→ **Problem**
Where a line of the listing below includes the word "Patrick", reproduce that line.

──────────

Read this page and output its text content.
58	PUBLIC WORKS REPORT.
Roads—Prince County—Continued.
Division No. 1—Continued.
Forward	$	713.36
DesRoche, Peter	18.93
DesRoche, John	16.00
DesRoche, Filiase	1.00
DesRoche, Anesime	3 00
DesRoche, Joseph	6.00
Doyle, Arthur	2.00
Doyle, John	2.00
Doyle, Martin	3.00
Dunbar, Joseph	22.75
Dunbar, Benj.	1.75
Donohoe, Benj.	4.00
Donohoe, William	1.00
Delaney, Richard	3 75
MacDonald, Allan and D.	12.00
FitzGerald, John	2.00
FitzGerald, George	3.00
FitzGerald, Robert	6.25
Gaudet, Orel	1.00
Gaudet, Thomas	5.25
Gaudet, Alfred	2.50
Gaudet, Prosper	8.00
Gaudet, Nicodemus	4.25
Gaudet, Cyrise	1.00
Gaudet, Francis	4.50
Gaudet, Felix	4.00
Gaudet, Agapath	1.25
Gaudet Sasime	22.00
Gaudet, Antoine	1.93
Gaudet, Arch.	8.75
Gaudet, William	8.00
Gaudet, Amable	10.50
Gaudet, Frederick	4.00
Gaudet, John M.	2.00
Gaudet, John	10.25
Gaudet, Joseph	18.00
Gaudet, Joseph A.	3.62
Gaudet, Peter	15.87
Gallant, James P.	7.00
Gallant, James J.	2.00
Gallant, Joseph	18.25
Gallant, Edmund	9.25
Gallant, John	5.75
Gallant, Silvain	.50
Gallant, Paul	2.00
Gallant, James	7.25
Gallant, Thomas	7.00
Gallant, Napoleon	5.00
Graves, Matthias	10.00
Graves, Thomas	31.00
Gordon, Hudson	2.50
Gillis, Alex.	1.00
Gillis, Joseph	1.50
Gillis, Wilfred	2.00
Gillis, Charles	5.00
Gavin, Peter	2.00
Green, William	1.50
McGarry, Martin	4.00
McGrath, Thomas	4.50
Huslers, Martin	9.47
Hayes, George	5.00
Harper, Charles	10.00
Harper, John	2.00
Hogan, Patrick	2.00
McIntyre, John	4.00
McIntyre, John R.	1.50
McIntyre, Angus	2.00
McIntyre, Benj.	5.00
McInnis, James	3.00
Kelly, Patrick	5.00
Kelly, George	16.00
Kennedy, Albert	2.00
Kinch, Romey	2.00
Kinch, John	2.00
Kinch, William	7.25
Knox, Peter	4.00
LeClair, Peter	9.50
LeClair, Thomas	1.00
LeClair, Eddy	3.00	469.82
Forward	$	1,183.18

──────────

→ **Result of this task**
Hogan, Patrick	2.00
Kelly, Patrick	5.00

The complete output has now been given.